▶ _WHAT IS ASKED_
Word for word, set down the records and skip each picture.

▶ _INFORMATION GIVEN_
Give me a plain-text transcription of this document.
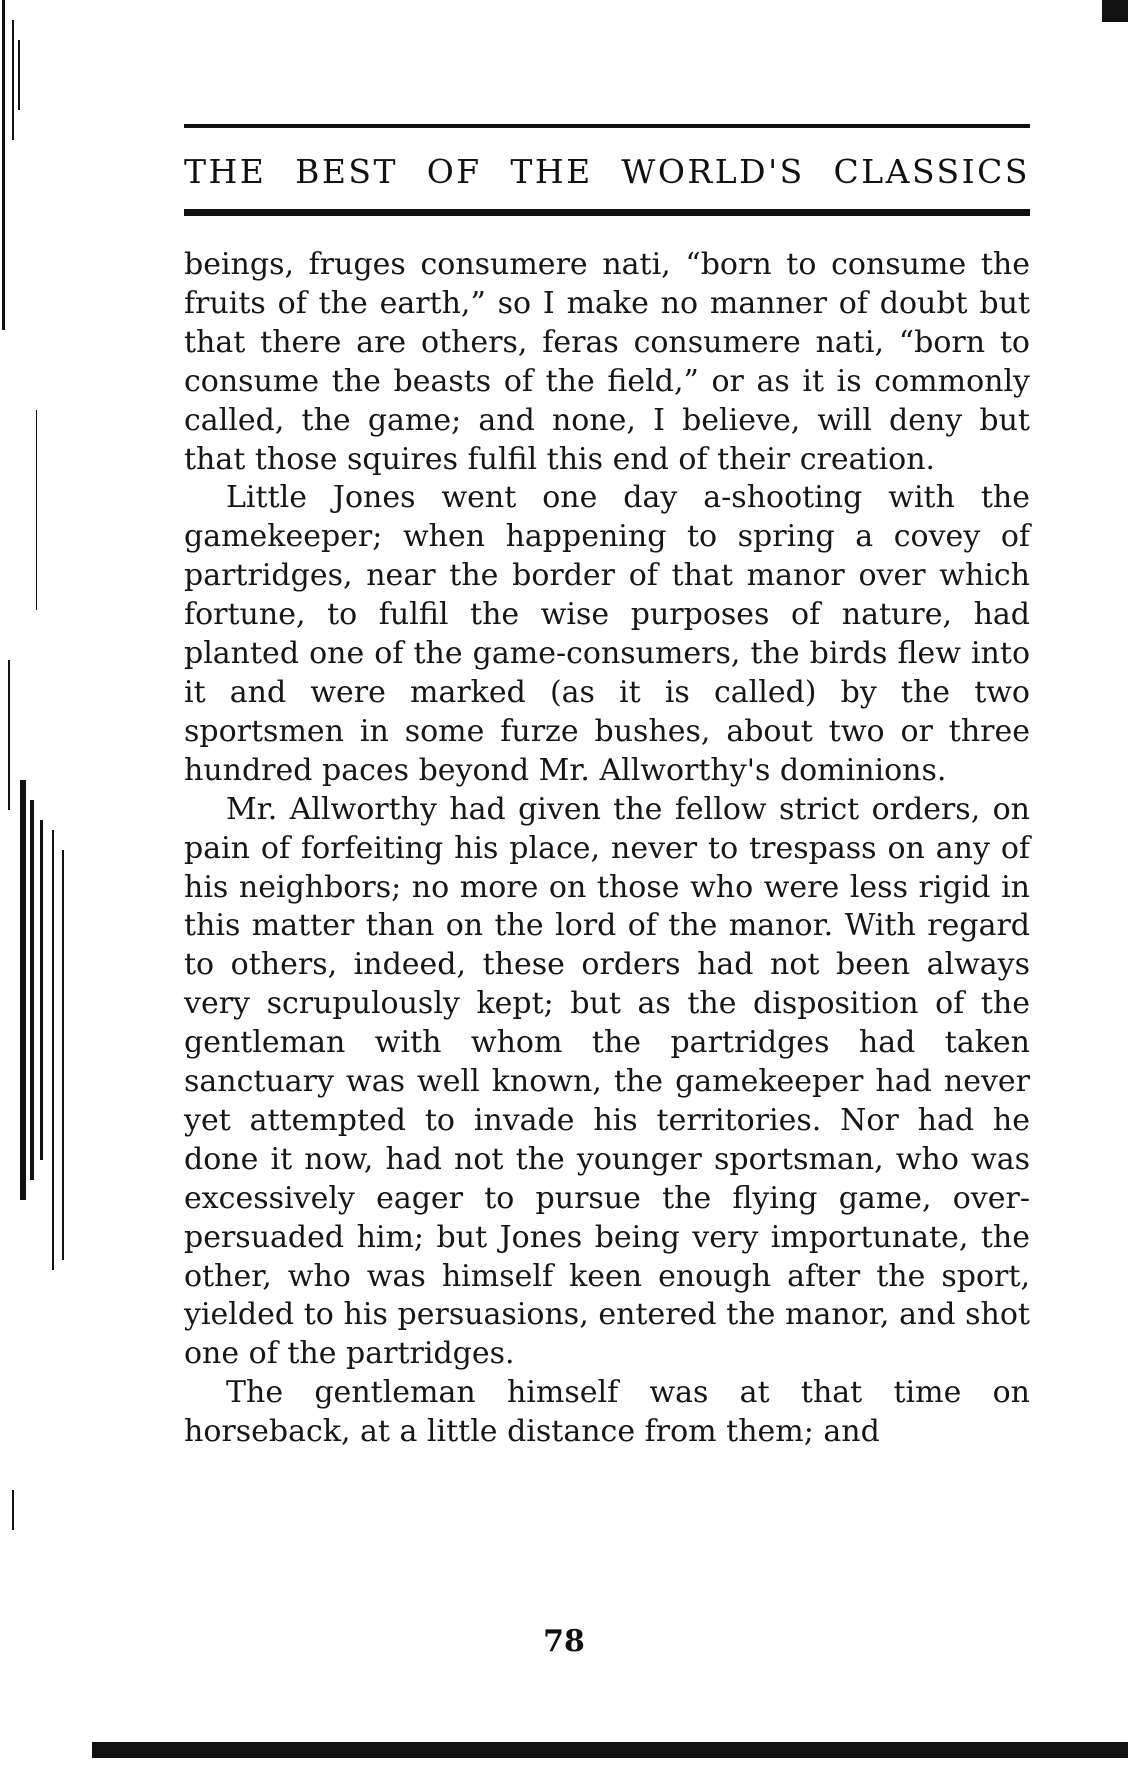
THE BEST OF THE WORLD'S CLASSICS

beings, fruges consumere nati, “born to consume the fruits of the earth,” so I make no manner of doubt but that there are others, feras consumere nati, “born to consume the beasts of the field,” or as it is commonly called, the game; and none, I believe, will deny but that those squires fulfil this end of their creation.

Little Jones went one day a-shooting with the gamekeeper; when happening to spring a covey of partridges, near the border of that manor over which fortune, to fulfil the wise purposes of nature, had planted one of the game-consumers, the birds flew into it and were marked (as it is called) by the two sportsmen in some furze bushes, about two or three hundred paces beyond Mr. Allworthy's dominions.

Mr. Allworthy had given the fellow strict orders, on pain of forfeiting his place, never to trespass on any of his neighbors; no more on those who were less rigid in this matter than on the lord of the manor. With regard to others, indeed, these orders had not been always very scrupulously kept; but as the disposition of the gentleman with whom the partridges had taken sanctuary was well known, the gamekeeper had never yet attempted to invade his territories. Nor had he done it now, had not the younger sportsman, who was excessively eager to pursue the flying game, over-persuaded him; but Jones being very importunate, the other, who was himself keen enough after the sport, yielded to his persuasions, entered the manor, and shot one of the partridges.

The gentleman himself was at that time on horseback, at a little distance from them; and

78
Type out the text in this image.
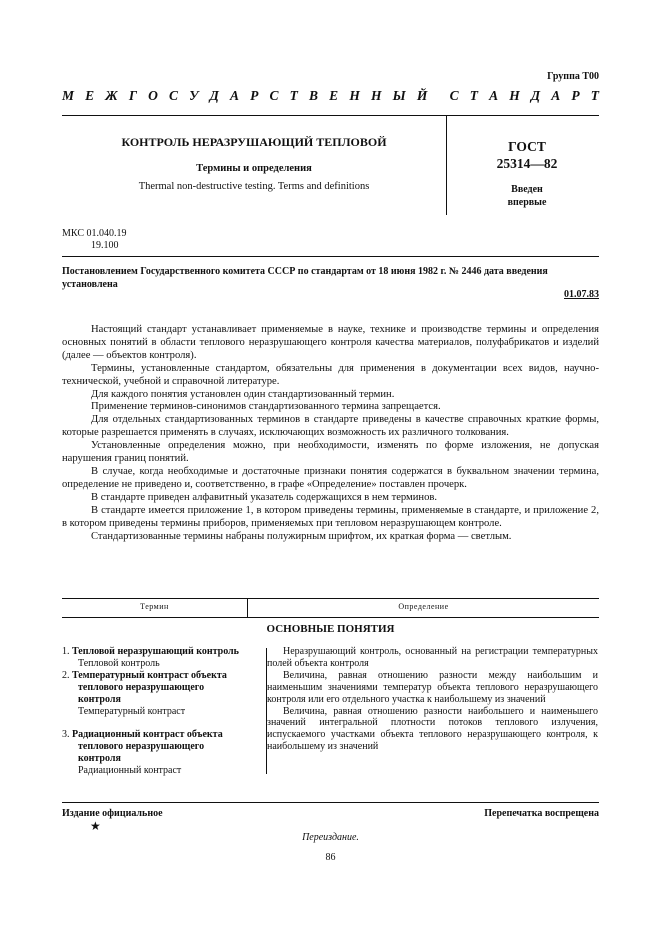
Группа Т00
М Е Ж Г О С У Д А Р С Т В Е Н Н Ы Й С Т А Н Д А Р Т
КОНТРОЛЬ НЕРАЗРУШАЮЩИЙ ТЕПЛОВОЙ
Термины и определения
Thermal non-destructive testing. Terms and definitions
ГОСТ
25314—82
Введен
впервые
МКС 01.040.19
19.100
Постановлением Государственного комитета СССР по стандартам от 18 июня 1982 г. № 2446 дата введения установлена
01.07.83

Настоящий стандарт устанавливает применяемые в науке, технике и производстве термины и определения основных понятий в области теплового неразрушающего контроля качества материалов, полуфабрикатов и изделий (далее — объектов контроля).

Термины, установленные стандартом, обязательны для применения в документации всех видов, научно-технической, учебной и справочной литературе.

Для каждого понятия установлен один стандартизованный термин.

Применение терминов-синонимов стандартизованного термина запрещается.

Для отдельных стандартизованных терминов в стандарте приведены в качестве справочных краткие формы, которые разрешается применять в случаях, исключающих возможность их различного толкования.

Установленные определения можно, при необходимости, изменять по форме изложения, не допуская нарушения границ понятий.

В случае, когда необходимые и достаточные признаки понятия содержатся в буквальном значении термина, определение не приведено и, соответственно, в графе «Определение» поставлен прочерк.

В стандарте приведен алфавитный указатель содержащихся в нем терминов.

В стандарте имеется приложение 1, в котором приведены термины, применяемые в стандарте, и приложение 2, в котором приведены термины приборов, применяемых при тепловом неразрушающем контроле.

Стандартизованные термины набраны полужирным шрифтом, их краткая форма — светлым.

Термин	Определение
ОСНОВНЫЕ ПОНЯТИЯ
1. Тепловой неразрушающий контроль
Тепловой контроль
2. Температурный контраст объекта теплового неразрушающего контроля
Температурный контраст
3. Радиационный контраст объекта теплового неразрушающего контроля
Радиационный контраст

Неразрушающий контроль, основанный на регистрации температурных полей объекта контроля

Величина, равная отношению разности между наибольшим и наименьшим значениями температур объекта теплового неразрушающего контроля или его отдельного участка к наибольшему из значений

Величина, равная отношению разности наибольшего и наименьшего значений интегральной плотности потоков теплового излучения, испускаемого участками объекта теплового неразрушающего контроля, к наибольшему из значений

Издание официальное
★
Перепечатка воспрещена
Переиздание.
86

▶ _PROBLEM SOLUTION_
Give me a plain-text transcription of this document.
THE BEST OF THE WORLD'S CLASSICS

beings, fruges consumere nati, “born to consume the fruits of the earth,” so I make no manner of doubt but that there are others, feras consumere nati, “born to consume the beasts of the field,” or as it is commonly called, the game; and none, I believe, will deny but that those squires fulfil this end of their creation.

Little Jones went one day a-shooting with the gamekeeper; when happening to spring a covey of partridges, near the border of that manor over which fortune, to fulfil the wise purposes of nature, had planted one of the game-consumers, the birds flew into it and were marked (as it is called) by the two sportsmen in some furze bushes, about two or three hundred paces beyond Mr. Allworthy's dominions.

Mr. Allworthy had given the fellow strict orders, on pain of forfeiting his place, never to trespass on any of his neighbors; no more on those who were less rigid in this matter than on the lord of the manor. With regard to others, indeed, these orders had not been always very scrupulously kept; but as the disposition of the gentleman with whom the partridges had taken sanctuary was well known, the gamekeeper had never yet attempted to invade his territories. Nor had he done it now, had not the younger sportsman, who was excessively eager to pursue the flying game, over-persuaded him; but Jones being very importunate, the other, who was himself keen enough after the sport, yielded to his persuasions, entered the manor, and shot one of the partridges.

The gentleman himself was at that time on horseback, at a little distance from them; and

78
Type out the text in this image.
Группа Т00
М Е Ж Г О С У Д А Р С Т В Е Н Н Ы Й С Т А Н Д А Р Т
КОНТРОЛЬ НЕРАЗРУШАЮЩИЙ ТЕПЛОВОЙ
Термины и определения
Thermal non-destructive testing. Terms and definitions
ГОСТ
25314—82
Введен
впервые
МКС 01.040.19
19.100
Постановлением Государственного комитета СССР по стандартам от 18 июня 1982 г. № 2446 дата введения установлена
01.07.83

Настоящий стандарт устанавливает применяемые в науке, технике и производстве термины и определения основных понятий в области теплового неразрушающего контроля качества материалов, полуфабрикатов и изделий (далее — объектов контроля).

Термины, установленные стандартом, обязательны для применения в документации всех видов, научно-технической, учебной и справочной литературе.

Для каждого понятия установлен один стандартизованный термин.

Применение терминов-синонимов стандартизованного термина запрещается.

Для отдельных стандартизованных терминов в стандарте приведены в качестве справочных краткие формы, которые разрешается применять в случаях, исключающих возможность их различного толкования.

Установленные определения можно, при необходимости, изменять по форме изложения, не допуская нарушения границ понятий.

В случае, когда необходимые и достаточные признаки понятия содержатся в буквальном значении термина, определение не приведено и, соответственно, в графе «Определение» поставлен прочерк.

В стандарте приведен алфавитный указатель содержащихся в нем терминов.

В стандарте имеется приложение 1, в котором приведены термины, применяемые в стандарте, и приложение 2, в котором приведены термины приборов, применяемых при тепловом неразрушающем контроле.

Стандартизованные термины набраны полужирным шрифтом, их краткая форма — светлым.

Термин	Определение
ОСНОВНЫЕ ПОНЯТИЯ
1. Тепловой неразрушающий контроль
Тепловой контроль
2. Температурный контраст объекта теплового неразрушающего контроля
Температурный контраст
3. Радиационный контраст объекта теплового неразрушающего контроля
Радиационный контраст

Неразрушающий контроль, основанный на регистрации температурных полей объекта контроля

Величина, равная отношению разности между наибольшим и наименьшим значениями температур объекта теплового неразрушающего контроля или его отдельного участка к наибольшему из значений

Величина, равная отношению разности наибольшего и наименьшего значений интегральной плотности потоков теплового излучения, испускаемого участками объекта теплового неразрушающего контроля, к наибольшему из значений

Издание официальное
★
Перепечатка воспрещена
Переиздание.
86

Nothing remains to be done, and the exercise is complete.